Retype the records that come next, word for word.

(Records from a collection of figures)
===============
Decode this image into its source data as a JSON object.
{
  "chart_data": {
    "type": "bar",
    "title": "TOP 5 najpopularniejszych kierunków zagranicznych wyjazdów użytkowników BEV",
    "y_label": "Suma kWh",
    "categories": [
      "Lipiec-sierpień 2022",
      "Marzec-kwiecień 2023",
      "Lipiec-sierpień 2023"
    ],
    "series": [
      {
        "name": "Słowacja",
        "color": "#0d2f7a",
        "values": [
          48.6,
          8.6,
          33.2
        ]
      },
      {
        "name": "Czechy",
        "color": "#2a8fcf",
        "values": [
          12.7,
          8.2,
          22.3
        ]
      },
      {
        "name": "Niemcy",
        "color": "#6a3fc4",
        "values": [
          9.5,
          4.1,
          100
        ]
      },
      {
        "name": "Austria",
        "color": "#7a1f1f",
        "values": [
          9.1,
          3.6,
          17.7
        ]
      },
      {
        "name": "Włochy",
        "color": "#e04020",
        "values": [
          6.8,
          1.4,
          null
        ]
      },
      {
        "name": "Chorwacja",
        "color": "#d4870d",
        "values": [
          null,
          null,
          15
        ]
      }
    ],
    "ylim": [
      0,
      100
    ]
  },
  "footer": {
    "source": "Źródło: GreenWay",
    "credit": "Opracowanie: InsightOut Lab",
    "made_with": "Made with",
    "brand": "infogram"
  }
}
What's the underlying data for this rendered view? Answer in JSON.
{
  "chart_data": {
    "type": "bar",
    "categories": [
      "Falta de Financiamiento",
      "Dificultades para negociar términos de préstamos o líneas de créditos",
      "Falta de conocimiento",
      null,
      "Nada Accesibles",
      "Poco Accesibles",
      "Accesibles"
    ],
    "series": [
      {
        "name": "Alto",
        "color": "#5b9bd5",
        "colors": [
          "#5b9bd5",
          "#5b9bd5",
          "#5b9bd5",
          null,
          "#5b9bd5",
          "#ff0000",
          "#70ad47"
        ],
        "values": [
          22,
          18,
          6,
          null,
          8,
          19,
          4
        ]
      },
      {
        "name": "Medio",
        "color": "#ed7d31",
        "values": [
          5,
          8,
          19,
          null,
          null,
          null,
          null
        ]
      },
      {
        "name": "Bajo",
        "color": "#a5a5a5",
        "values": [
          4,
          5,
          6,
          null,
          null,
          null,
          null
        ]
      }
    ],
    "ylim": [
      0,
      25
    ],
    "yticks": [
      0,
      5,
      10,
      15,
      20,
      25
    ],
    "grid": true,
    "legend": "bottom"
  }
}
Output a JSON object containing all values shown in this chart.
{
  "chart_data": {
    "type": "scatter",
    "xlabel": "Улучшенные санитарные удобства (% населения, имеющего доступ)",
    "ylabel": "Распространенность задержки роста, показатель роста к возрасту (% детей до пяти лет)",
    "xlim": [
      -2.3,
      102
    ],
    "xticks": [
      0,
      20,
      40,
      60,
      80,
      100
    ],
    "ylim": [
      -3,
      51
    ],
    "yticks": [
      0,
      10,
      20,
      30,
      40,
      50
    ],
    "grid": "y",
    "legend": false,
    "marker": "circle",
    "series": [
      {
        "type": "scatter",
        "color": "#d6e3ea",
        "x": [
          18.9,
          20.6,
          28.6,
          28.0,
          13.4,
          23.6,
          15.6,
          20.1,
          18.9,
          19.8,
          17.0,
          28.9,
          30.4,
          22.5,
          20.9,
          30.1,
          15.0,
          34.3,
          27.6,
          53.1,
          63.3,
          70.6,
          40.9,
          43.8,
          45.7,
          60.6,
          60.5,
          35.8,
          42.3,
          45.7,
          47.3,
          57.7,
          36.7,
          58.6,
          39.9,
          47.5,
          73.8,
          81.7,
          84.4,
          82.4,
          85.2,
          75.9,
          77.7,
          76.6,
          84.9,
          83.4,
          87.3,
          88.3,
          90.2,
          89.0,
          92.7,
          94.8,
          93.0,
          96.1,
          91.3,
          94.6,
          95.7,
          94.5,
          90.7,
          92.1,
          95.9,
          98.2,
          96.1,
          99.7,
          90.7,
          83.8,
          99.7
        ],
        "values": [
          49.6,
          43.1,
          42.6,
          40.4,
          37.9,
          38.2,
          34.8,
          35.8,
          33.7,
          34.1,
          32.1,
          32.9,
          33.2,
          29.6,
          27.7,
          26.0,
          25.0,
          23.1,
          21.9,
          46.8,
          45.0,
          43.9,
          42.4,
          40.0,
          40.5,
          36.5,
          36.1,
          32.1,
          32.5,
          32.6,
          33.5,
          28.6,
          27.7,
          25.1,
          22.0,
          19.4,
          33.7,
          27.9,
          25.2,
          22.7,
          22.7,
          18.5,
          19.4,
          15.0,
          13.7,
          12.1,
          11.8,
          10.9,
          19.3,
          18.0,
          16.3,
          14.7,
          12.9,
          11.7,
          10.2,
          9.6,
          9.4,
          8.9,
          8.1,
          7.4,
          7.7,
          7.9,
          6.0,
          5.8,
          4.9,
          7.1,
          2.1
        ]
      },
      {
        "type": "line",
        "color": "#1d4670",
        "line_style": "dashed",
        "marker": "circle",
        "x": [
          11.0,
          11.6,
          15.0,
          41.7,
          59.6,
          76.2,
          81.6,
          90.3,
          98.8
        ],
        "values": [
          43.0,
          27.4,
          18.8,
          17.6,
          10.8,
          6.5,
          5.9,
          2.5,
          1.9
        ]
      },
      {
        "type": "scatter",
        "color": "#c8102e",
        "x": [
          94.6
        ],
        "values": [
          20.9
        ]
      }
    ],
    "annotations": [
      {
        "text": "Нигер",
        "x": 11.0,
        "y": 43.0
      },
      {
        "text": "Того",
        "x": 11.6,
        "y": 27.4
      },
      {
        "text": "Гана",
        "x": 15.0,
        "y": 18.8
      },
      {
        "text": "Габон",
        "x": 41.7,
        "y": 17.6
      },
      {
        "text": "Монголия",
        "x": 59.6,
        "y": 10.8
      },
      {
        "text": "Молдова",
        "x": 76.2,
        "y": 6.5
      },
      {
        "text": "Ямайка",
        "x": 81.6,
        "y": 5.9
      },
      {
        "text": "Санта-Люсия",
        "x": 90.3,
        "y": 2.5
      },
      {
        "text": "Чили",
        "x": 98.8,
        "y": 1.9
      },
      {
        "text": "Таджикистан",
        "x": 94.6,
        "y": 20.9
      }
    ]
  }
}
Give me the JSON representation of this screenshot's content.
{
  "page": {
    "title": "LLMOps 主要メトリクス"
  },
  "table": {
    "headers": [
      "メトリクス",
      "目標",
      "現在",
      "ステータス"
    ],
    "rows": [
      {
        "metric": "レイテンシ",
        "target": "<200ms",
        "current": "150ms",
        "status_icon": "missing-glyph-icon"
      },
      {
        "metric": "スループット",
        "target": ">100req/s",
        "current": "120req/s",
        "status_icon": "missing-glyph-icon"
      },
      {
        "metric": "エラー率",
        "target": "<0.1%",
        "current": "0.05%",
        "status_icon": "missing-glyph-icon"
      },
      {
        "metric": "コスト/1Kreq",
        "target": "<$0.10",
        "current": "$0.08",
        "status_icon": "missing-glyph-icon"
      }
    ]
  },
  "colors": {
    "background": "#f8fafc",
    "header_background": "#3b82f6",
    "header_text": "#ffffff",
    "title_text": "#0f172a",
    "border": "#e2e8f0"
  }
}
===============
▶ Result for this task:
Decode this image into its source data as a JSON object.
{
  "chart_data": {
    "type": "bar",
    "title": "TOP 5 najpopularniejszych kierunków zagranicznych wyjazdów użytkowników BEV",
    "y_label": "Suma kWh",
    "categories": [
      "Lipiec-sierpień 2022",
      "Marzec-kwiecień 2023",
      "Lipiec-sierpień 2023"
    ],
    "series": [
      {
        "name": "Słowacja",
        "color": "#0d2f7a",
        "values": [
          48.6,
          8.6,
          33.2
        ]
      },
      {
        "name": "Czechy",
        "color": "#2a8fcf",
        "values": [
          12.7,
          8.2,
          22.3
        ]
      },
      {
        "name": "Niemcy",
        "color": "#6a3fc4",
        "values": [
          9.5,
          4.1,
          100
        ]
      },
      {
        "name": "Austria",
        "color": "#7a1f1f",
        "values": [
          9.1,
          3.6,
          17.7
        ]
      },
      {
        "name": "Włochy",
        "color": "#e04020",
        "values": [
          6.8,
          1.4,
          null
        ]
      },
      {
        "name": "Chorwacja",
        "color": "#d4870d",
        "values": [
          null,
          null,
          15
        ]
      }
    ],
    "ylim": [
      0,
      100
    ]
  },
  "footer": {
    "source": "Źródło: GreenWay",
    "credit": "Opracowanie: InsightOut Lab",
    "made_with": "Made with",
    "brand": "infogram"
  }
}
What's the underlying data for this rendered view? Answer in JSON.
{
  "chart_data": {
    "type": "bar",
    "categories": [
      "Falta de Financiamiento",
      "Dificultades para negociar términos de préstamos o líneas de créditos",
      "Falta de conocimiento",
      null,
      "Nada Accesibles",
      "Poco Accesibles",
      "Accesibles"
    ],
    "series": [
      {
        "name": "Alto",
        "color": "#5b9bd5",
        "colors": [
          "#5b9bd5",
          "#5b9bd5",
          "#5b9bd5",
          null,
          "#5b9bd5",
          "#ff0000",
          "#70ad47"
        ],
        "values": [
          22,
          18,
          6,
          null,
          8,
          19,
          4
        ]
      },
      {
        "name": "Medio",
        "color": "#ed7d31",
        "values": [
          5,
          8,
          19,
          null,
          null,
          null,
          null
        ]
      },
      {
        "name": "Bajo",
        "color": "#a5a5a5",
        "values": [
          4,
          5,
          6,
          null,
          null,
          null,
          null
        ]
      }
    ],
    "ylim": [
      0,
      25
    ],
    "yticks": [
      0,
      5,
      10,
      15,
      20,
      25
    ],
    "grid": true,
    "legend": "bottom"
  }
}
Output a JSON object containing all values shown in this chart.
{
  "chart_data": {
    "type": "scatter",
    "xlabel": "Улучшенные санитарные удобства (% населения, имеющего доступ)",
    "ylabel": "Распространенность задержки роста, показатель роста к возрасту (% детей до пяти лет)",
    "xlim": [
      -2.3,
      102
    ],
    "xticks": [
      0,
      20,
      40,
      60,
      80,
      100
    ],
    "ylim": [
      -3,
      51
    ],
    "yticks": [
      0,
      10,
      20,
      30,
      40,
      50
    ],
    "grid": "y",
    "legend": false,
    "marker": "circle",
    "series": [
      {
        "type": "scatter",
        "color": "#d6e3ea",
        "x": [
          18.9,
          20.6,
          28.6,
          28.0,
          13.4,
          23.6,
          15.6,
          20.1,
          18.9,
          19.8,
          17.0,
          28.9,
          30.4,
          22.5,
          20.9,
          30.1,
          15.0,
          34.3,
          27.6,
          53.1,
          63.3,
          70.6,
          40.9,
          43.8,
          45.7,
          60.6,
          60.5,
          35.8,
          42.3,
          45.7,
          47.3,
          57.7,
          36.7,
          58.6,
          39.9,
          47.5,
          73.8,
          81.7,
          84.4,
          82.4,
          85.2,
          75.9,
          77.7,
          76.6,
          84.9,
          83.4,
          87.3,
          88.3,
          90.2,
          89.0,
          92.7,
          94.8,
          93.0,
          96.1,
          91.3,
          94.6,
          95.7,
          94.5,
          90.7,
          92.1,
          95.9,
          98.2,
          96.1,
          99.7,
          90.7,
          83.8,
          99.7
        ],
        "values": [
          49.6,
          43.1,
          42.6,
          40.4,
          37.9,
          38.2,
          34.8,
          35.8,
          33.7,
          34.1,
          32.1,
          32.9,
          33.2,
          29.6,
          27.7,
          26.0,
          25.0,
          23.1,
          21.9,
          46.8,
          45.0,
          43.9,
          42.4,
          40.0,
          40.5,
          36.5,
          36.1,
          32.1,
          32.5,
          32.6,
          33.5,
          28.6,
          27.7,
          25.1,
          22.0,
          19.4,
          33.7,
          27.9,
          25.2,
          22.7,
          22.7,
          18.5,
          19.4,
          15.0,
          13.7,
          12.1,
          11.8,
          10.9,
          19.3,
          18.0,
          16.3,
          14.7,
          12.9,
          11.7,
          10.2,
          9.6,
          9.4,
          8.9,
          8.1,
          7.4,
          7.7,
          7.9,
          6.0,
          5.8,
          4.9,
          7.1,
          2.1
        ]
      },
      {
        "type": "line",
        "color": "#1d4670",
        "line_style": "dashed",
        "marker": "circle",
        "x": [
          11.0,
          11.6,
          15.0,
          41.7,
          59.6,
          76.2,
          81.6,
          90.3,
          98.8
        ],
        "values": [
          43.0,
          27.4,
          18.8,
          17.6,
          10.8,
          6.5,
          5.9,
          2.5,
          1.9
        ]
      },
      {
        "type": "scatter",
        "color": "#c8102e",
        "x": [
          94.6
        ],
        "values": [
          20.9
        ]
      }
    ],
    "annotations": [
      {
        "text": "Нигер",
        "x": 11.0,
        "y": 43.0
      },
      {
        "text": "Того",
        "x": 11.6,
        "y": 27.4
      },
      {
        "text": "Гана",
        "x": 15.0,
        "y": 18.8
      },
      {
        "text": "Габон",
        "x": 41.7,
        "y": 17.6
      },
      {
        "text": "Монголия",
        "x": 59.6,
        "y": 10.8
      },
      {
        "text": "Молдова",
        "x": 76.2,
        "y": 6.5
      },
      {
        "text": "Ямайка",
        "x": 81.6,
        "y": 5.9
      },
      {
        "text": "Санта-Люсия",
        "x": 90.3,
        "y": 2.5
      },
      {
        "text": "Чили",
        "x": 98.8,
        "y": 1.9
      },
      {
        "text": "Таджикистан",
        "x": 94.6,
        "y": 20.9
      }
    ]
  }
}
Give me the JSON representation of this screenshot's content.
{
  "page": {
    "title": "LLMOps 主要メトリクス"
  },
  "table": {
    "headers": [
      "メトリクス",
      "目標",
      "現在",
      "ステータス"
    ],
    "rows": [
      {
        "metric": "レイテンシ",
        "target": "<200ms",
        "current": "150ms",
        "status_icon": "missing-glyph-icon"
      },
      {
        "metric": "スループット",
        "target": ">100req/s",
        "current": "120req/s",
        "status_icon": "missing-glyph-icon"
      },
      {
        "metric": "エラー率",
        "target": "<0.1%",
        "current": "0.05%",
        "status_icon": "missing-glyph-icon"
      },
      {
        "metric": "コスト/1Kreq",
        "target": "<$0.10",
        "current": "$0.08",
        "status_icon": "missing-glyph-icon"
      }
    ]
  },
  "colors": {
    "background": "#f8fafc",
    "header_background": "#3b82f6",
    "header_text": "#ffffff",
    "title_text": "#0f172a",
    "border": "#e2e8f0"
  }
}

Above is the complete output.